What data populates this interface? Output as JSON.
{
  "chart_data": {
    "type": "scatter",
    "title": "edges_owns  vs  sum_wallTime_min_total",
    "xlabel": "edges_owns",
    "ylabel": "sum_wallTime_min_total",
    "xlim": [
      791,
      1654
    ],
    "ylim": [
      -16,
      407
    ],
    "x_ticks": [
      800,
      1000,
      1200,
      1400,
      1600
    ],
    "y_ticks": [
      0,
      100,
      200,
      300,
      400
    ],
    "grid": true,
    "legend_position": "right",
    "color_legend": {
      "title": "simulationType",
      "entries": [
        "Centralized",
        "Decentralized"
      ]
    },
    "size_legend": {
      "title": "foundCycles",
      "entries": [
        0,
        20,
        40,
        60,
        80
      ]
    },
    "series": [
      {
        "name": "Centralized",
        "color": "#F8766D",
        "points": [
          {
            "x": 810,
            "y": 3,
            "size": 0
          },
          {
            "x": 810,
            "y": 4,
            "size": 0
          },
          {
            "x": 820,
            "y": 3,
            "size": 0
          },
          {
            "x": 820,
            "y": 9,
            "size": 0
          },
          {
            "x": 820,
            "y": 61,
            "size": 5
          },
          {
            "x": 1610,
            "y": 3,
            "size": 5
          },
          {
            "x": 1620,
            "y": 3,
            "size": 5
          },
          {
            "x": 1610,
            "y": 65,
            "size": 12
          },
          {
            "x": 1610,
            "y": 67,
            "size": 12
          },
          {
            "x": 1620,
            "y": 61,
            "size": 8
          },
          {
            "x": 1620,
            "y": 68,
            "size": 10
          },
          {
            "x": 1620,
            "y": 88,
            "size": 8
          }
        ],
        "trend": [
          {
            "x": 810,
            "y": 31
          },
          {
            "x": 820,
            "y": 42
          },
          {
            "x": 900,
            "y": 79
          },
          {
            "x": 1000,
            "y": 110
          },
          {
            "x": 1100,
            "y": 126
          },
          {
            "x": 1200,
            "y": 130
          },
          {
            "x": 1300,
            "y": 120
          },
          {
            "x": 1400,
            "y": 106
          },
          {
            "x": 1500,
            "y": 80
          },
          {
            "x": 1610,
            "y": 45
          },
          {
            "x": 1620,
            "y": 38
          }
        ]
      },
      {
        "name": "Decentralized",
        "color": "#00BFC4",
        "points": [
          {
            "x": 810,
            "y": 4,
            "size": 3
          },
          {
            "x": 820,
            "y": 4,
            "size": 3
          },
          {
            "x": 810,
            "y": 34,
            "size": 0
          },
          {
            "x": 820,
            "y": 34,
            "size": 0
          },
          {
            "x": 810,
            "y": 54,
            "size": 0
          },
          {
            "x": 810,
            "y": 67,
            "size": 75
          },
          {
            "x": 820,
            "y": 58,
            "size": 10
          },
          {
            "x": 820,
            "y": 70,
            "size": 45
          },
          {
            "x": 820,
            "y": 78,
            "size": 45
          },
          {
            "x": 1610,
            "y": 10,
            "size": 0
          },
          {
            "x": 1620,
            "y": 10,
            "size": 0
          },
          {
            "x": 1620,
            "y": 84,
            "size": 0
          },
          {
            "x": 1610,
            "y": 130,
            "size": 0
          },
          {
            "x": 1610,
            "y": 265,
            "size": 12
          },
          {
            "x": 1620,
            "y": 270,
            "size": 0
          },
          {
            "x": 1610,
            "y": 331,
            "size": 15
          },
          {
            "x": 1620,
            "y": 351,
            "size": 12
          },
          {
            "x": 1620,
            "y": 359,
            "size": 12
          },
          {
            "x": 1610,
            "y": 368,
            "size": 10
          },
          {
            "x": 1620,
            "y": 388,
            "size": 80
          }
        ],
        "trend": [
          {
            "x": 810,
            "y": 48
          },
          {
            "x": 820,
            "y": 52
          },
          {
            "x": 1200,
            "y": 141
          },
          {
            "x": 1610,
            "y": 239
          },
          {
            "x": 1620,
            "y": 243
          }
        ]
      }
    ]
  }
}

Stated goal
Copy each line in the data that holds the word "title".

Task answer
    "title": "edges_owns  vs  sum_wallTime_min_total",
      "title": "simulationType",
      "title": "foundCycles",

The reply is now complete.